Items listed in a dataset
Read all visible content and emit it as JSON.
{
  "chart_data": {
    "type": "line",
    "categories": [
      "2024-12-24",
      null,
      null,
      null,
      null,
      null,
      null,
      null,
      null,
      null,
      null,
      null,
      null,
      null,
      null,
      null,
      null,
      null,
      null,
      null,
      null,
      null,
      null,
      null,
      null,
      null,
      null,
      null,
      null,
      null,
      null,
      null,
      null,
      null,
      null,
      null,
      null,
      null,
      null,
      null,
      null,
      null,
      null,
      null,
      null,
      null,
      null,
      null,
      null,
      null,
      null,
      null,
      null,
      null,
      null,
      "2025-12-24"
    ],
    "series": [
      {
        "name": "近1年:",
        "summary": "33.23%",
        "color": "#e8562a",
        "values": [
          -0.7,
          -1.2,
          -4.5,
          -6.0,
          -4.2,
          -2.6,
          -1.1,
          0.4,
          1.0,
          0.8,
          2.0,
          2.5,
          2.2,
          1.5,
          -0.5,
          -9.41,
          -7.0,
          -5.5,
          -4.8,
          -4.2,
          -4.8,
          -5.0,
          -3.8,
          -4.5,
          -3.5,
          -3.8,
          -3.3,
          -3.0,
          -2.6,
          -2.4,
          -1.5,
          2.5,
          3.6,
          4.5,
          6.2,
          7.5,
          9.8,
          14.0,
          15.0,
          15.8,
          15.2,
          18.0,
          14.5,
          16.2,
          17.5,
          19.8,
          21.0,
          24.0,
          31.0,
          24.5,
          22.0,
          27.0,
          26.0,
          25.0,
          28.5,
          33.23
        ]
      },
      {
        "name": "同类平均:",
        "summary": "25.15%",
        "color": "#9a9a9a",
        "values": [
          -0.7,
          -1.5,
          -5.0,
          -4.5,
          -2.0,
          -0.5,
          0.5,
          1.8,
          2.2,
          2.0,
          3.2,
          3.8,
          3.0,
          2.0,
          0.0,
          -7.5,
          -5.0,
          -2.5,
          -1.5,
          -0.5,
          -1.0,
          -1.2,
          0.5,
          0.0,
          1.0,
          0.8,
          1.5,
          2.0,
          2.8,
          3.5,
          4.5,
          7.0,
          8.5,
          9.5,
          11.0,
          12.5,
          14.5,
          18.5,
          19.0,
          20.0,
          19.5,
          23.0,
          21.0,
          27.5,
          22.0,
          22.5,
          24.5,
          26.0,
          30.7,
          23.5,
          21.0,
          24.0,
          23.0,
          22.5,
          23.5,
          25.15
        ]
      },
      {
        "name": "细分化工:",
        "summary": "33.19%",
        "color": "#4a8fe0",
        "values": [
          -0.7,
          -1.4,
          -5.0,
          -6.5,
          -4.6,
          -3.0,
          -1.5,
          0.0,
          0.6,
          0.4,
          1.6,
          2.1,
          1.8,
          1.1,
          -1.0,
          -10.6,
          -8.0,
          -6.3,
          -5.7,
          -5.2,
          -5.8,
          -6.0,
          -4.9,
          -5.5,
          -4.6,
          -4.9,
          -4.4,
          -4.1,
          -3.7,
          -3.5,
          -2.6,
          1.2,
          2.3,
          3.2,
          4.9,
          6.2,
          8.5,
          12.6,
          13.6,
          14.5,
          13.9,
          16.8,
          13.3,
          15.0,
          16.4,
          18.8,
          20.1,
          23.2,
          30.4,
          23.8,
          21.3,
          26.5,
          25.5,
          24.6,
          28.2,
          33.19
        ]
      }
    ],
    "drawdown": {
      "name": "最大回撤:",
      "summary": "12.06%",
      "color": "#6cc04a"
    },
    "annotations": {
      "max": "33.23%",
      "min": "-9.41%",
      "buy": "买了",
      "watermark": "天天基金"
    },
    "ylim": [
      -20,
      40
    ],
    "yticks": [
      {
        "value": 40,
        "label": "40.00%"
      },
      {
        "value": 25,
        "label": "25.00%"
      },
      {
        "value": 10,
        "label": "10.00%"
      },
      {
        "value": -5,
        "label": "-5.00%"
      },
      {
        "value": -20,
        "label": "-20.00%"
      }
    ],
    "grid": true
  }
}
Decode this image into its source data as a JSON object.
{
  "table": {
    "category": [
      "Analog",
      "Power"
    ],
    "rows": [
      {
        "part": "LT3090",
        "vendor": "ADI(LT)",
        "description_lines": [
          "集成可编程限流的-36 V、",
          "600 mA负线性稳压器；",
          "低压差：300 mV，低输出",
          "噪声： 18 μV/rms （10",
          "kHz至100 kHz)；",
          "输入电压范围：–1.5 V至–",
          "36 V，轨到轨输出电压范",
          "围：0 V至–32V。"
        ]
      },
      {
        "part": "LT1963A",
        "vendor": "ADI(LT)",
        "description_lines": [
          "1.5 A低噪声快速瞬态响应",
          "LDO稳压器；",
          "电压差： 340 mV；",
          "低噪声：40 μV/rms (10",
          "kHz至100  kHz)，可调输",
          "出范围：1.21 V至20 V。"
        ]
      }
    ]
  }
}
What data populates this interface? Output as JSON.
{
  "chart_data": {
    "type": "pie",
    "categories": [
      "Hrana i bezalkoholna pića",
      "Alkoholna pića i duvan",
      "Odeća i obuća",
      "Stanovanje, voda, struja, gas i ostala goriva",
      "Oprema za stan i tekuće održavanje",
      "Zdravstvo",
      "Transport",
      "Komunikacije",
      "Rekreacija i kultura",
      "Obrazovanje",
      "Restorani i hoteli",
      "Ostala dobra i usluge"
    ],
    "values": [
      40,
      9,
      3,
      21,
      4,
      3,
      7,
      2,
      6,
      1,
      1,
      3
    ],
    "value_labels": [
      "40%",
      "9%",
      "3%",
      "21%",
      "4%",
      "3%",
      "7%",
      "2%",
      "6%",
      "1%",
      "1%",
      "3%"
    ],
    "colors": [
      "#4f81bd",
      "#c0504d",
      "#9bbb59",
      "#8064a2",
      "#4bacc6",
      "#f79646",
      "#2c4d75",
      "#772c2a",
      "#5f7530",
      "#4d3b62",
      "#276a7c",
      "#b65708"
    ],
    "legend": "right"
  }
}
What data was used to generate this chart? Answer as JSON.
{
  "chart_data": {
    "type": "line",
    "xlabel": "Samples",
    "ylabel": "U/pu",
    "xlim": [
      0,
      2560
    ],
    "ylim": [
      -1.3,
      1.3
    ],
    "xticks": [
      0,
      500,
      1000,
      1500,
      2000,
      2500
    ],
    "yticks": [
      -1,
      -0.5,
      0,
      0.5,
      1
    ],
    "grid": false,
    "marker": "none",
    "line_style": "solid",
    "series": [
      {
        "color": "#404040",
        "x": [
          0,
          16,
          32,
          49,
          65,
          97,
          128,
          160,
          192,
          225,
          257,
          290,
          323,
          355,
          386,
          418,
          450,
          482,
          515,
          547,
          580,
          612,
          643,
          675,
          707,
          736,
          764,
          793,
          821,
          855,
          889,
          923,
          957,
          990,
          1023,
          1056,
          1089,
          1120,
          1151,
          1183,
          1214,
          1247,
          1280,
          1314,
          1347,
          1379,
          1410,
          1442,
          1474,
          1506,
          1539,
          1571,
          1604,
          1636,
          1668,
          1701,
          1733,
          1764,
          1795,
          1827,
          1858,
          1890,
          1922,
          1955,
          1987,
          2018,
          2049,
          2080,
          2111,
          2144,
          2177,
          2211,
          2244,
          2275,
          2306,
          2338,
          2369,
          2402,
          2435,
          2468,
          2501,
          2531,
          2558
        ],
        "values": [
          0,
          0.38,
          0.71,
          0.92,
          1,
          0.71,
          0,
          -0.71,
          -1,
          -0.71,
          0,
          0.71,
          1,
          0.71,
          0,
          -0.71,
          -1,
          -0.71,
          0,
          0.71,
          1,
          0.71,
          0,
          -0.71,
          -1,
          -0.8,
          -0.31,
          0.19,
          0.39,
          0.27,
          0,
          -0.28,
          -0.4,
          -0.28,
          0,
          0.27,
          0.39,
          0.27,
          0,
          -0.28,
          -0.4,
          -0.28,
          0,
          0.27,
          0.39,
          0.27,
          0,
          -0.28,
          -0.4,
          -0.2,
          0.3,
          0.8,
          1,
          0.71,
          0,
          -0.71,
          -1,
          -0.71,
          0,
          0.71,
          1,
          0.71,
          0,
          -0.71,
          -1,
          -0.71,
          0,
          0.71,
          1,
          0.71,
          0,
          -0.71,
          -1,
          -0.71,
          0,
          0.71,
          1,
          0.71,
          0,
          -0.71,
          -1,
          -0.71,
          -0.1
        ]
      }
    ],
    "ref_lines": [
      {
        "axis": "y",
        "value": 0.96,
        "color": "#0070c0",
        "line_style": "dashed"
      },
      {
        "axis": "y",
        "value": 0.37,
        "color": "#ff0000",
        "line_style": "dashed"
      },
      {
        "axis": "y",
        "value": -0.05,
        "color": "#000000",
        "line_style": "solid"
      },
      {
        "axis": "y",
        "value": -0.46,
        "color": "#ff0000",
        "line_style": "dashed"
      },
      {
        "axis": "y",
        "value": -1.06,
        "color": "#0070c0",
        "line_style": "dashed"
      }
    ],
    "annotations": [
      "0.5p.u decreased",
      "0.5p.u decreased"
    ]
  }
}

# [Stated goal]
Return every line of the preceding records in which the word "this" appears.

# [Exercise solution]
Decode this image into its source data as a JSON object.
What data populates this interface? Output as JSON.
What data was used to generate this chart? Answer as JSON.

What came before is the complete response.